Input records:
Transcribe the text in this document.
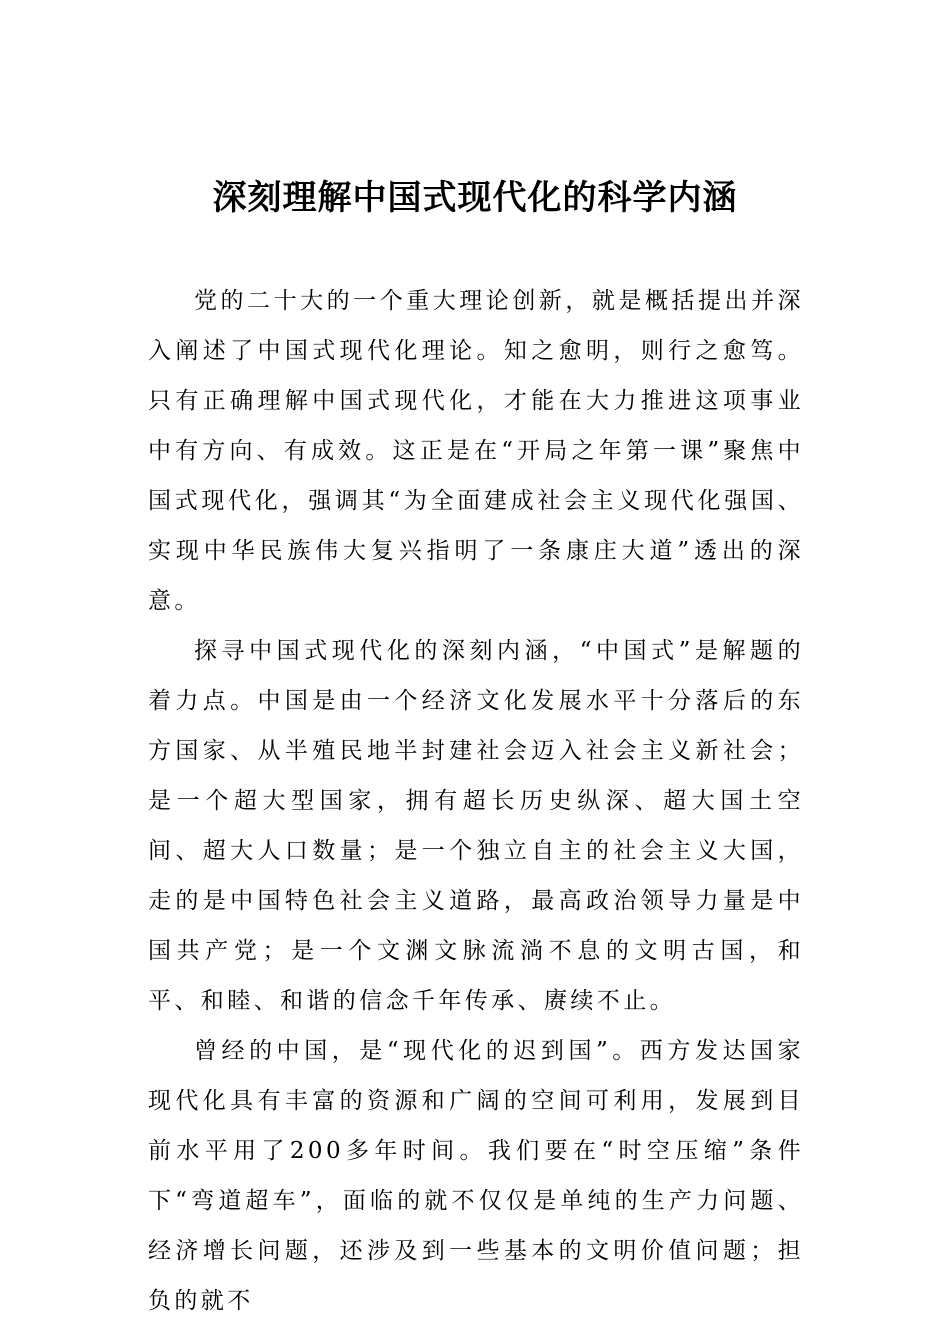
深刻理解中国式现代化的科学内涵

党的二十大的一个重大理论创新，就是概括提出并深入阐述了中国式现代化理论。知之愈明，则行之愈笃。只有正确理解中国式现代化，才能在大力推进这项事业中有方向、有成效。这正是在“开局之年第一课”聚焦中国式现代化，强调其“为全面建成社会主义现代化强国、实现中华民族伟大复兴指明了一条康庄大道”透出的深意。

探寻中国式现代化的深刻内涵，“中国式”是解题的着力点。中国是由一个经济文化发展水平十分落后的东方国家、从半殖民地半封建社会迈入社会主义新社会；是一个超大型国家，拥有超长历史纵深、超大国土空间、超大人口数量；是一个独立自主的社会主义大国，走的是中国特色社会主义道路，最高政治领导力量是中国共产党；是一个文渊文脉流淌不息的文明古国，和平、和睦、和谐的信念千年传承、赓续不止。

曾经的中国，是“现代化的迟到国”。西方发达国家现代化具有丰富的资源和广阔的空间可利用，发展到目前水平用了200多年时间。我们要在“时空压缩”条件下“弯道超车”，面临的就不仅仅是单纯的生产力问题、经济增长问题，还涉及到一些基本的文明价值问题；担负的就不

What you need to do:
Repeat the material above in full and exactly, omitting the pictures.

Written answer:
Transcribe the text in this document.
深刻理解中国式现代化的科学内涵

党的二十大的一个重大理论创新，就是概括提出并深入阐述了中国式现代化理论。知之愈明，则行之愈笃。只有正确理解中国式现代化，才能在大力推进这项事业中有方向、有成效。这正是在“开局之年第一课”聚焦中国式现代化，强调其“为全面建成社会主义现代化强国、实现中华民族伟大复兴指明了一条康庄大道”透出的深意。

探寻中国式现代化的深刻内涵，“中国式”是解题的着力点。中国是由一个经济文化发展水平十分落后的东方国家、从半殖民地半封建社会迈入社会主义新社会；是一个超大型国家，拥有超长历史纵深、超大国土空间、超大人口数量；是一个独立自主的社会主义大国，走的是中国特色社会主义道路，最高政治领导力量是中国共产党；是一个文渊文脉流淌不息的文明古国，和平、和睦、和谐的信念千年传承、赓续不止。

曾经的中国，是“现代化的迟到国”。西方发达国家现代化具有丰富的资源和广阔的空间可利用，发展到目前水平用了200多年时间。我们要在“时空压缩”条件下“弯道超车”，面临的就不仅仅是单纯的生产力问题、经济增长问题，还涉及到一些基本的文明价值问题；担负的就不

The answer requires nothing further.